● **PROVIDED TEXT**:
****************************************

Re: Customizing Nutch 1.5 in Eclipse Juno

Posted by feng lu <am...@gmail.com>.
Hi Parshant

I think the fastest method  to is use nutch 2.1 like Tejas says , it can
extend your own back-end DB through Apache Gora. But it currently only
support HBase, Cassandra etc.

But if you want to modify the source code of nutch 1.x to meet your needs,
you can see the ParseOutputFormat class,  it used to output the parsed data
include content,outlinks, metadata etc. your can implement your own
ParseOutputFormat to direct information to your DB.

But i still  do not recommend to modify the source code.


On Fri, Feb 22, 2013 at 2:45 PM, Prashant More (प्रशांत मोरे) <
morepj@gmail.com> wrote:

> Thank you Tejas.
>
> Your tips helped a lot.
>
> One more thing is, after building, the plugin.folder property should point
> to build/plugins for executing the crawl.
>
> Now it crawling fine. My concern is to locate object which has the content
> and its metadata so that I can capture that and direct to my DB, as
> mentioned earlier. How to do that?
>
> Thanks,
>
> --
> Prashant More
>
>
> On Thu, Feb 7, 2013 at 11:40 AM, Tejas Patil <tejas.patil.cs@gmail.com
> >wrote:
>
> > On Wed, Feb 6, 2013 at 9:23 PM, Prashant More (प्रशांत मोरे) <
> > morepj@gmail.com> wrote:
> >
> > > Thank you Tejas.

****************************************

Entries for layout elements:

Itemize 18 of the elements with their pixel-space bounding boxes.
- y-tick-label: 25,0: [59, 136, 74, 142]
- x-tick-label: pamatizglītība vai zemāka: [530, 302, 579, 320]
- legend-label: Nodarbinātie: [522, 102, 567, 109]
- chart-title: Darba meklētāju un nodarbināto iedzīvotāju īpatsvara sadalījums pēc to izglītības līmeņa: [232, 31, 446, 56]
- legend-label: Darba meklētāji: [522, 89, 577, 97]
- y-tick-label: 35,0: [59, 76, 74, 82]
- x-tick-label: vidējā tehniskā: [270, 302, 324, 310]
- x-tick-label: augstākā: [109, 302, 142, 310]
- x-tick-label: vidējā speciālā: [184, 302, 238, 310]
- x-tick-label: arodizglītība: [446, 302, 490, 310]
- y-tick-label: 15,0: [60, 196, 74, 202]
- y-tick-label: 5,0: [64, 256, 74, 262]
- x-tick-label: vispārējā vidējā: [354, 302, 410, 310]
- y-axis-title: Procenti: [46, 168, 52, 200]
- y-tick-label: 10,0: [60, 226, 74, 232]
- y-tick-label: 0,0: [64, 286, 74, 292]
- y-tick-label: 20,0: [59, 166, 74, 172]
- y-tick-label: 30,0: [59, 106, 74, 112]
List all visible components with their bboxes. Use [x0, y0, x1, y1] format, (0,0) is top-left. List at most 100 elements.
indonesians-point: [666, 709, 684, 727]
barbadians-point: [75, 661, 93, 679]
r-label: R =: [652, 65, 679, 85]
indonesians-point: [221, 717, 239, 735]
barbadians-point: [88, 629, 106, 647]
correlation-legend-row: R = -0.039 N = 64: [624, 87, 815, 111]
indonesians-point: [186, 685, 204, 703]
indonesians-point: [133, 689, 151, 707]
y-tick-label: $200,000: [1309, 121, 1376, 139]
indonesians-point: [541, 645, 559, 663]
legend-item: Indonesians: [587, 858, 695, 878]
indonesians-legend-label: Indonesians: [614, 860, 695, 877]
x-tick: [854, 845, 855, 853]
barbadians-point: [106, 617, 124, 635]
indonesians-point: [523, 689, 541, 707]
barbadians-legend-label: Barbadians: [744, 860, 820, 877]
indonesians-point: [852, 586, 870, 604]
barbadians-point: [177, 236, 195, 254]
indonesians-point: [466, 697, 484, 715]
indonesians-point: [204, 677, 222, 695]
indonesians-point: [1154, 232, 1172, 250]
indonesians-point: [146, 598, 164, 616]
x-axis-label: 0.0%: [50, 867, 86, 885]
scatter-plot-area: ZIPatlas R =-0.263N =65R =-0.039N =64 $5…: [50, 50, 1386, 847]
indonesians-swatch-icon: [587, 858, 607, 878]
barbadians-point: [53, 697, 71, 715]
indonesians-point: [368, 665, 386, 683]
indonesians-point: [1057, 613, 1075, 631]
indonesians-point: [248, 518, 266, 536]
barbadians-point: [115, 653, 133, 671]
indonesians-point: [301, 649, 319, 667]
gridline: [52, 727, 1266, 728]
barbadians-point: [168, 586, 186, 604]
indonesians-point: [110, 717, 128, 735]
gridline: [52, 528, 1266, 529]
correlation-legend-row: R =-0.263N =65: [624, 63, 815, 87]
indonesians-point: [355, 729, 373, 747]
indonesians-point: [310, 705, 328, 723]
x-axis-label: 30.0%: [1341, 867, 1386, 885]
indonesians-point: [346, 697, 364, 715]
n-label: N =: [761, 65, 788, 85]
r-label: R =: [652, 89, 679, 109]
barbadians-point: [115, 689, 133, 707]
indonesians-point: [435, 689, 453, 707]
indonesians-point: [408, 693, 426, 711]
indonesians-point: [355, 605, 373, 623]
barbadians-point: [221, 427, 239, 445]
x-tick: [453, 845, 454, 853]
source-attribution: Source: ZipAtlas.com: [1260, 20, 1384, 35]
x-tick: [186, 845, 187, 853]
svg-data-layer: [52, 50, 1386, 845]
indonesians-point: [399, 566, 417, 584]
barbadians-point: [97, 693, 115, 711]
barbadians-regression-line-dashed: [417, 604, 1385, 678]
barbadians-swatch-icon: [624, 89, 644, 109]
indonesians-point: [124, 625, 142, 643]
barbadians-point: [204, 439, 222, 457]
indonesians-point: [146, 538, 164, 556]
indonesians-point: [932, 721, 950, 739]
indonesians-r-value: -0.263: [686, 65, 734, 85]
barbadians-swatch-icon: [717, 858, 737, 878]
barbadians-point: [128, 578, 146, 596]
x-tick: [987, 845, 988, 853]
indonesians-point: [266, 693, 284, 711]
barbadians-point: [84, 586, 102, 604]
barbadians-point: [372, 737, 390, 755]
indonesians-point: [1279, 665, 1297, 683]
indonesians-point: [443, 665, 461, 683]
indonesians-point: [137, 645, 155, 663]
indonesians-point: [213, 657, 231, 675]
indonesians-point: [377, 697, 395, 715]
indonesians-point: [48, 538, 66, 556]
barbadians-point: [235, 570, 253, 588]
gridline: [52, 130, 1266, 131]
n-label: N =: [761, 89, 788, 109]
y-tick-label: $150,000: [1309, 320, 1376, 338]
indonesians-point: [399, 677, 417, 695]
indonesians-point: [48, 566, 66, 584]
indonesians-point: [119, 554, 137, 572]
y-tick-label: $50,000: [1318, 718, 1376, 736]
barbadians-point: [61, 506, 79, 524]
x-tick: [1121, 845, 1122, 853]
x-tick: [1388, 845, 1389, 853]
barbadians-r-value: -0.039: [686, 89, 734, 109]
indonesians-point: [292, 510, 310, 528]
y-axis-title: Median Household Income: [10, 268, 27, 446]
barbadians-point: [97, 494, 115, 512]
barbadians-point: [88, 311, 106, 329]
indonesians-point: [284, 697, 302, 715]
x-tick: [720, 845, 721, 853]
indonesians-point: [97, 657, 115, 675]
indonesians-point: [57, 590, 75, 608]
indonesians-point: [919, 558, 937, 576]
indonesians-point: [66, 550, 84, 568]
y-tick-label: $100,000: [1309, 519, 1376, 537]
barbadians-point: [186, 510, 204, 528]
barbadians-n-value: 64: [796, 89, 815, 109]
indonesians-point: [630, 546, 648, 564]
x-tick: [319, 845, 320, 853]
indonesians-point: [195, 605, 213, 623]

****************************************

● **PROBLEMS TO SOLVE**:
A - In the Nutch forum thread, rewrite the paragraph beginning "But if you want to modify the source code" as a short bulleted list that keeps its main facts.
B - Reproduce the records word for word, from their first line through the line that contains "- x-tick-label: vidējā tehniskā: [270, 302, 324, 310]", inclusive.
The records have no connection to the forum thread that precedes them.

● **EXPECTED OUTPUTS**:
A -
- To change the Nutch 1.x source code to meet your needs, look at the ParseOutputFormat class.
- That class outputs the parsed data, including content, outlinks and metadata.
- You can implement your own ParseOutputFormat to direct that information to your DB.

B -
Itemize 18 of the elements with their pixel-space bounding boxes.
- y-tick-label: 25,0: [59, 136, 74, 142]
- x-tick-label: pamatizglītība vai zemāka: [530, 302, 579, 320]
- legend-label: Nodarbinātie: [522, 102, 567, 109]
- chart-title: Darba meklētāju un nodarbināto iedzīvotāju īpatsvara sadalījums pēc to izglītības līmeņa: [232, 31, 446, 56]
- legend-label: Darba meklētāji: [522, 89, 577, 97]
- y-tick-label: 35,0: [59, 76, 74, 82]
- x-tick-label: vidējā tehniskā: [270, 302, 324, 310]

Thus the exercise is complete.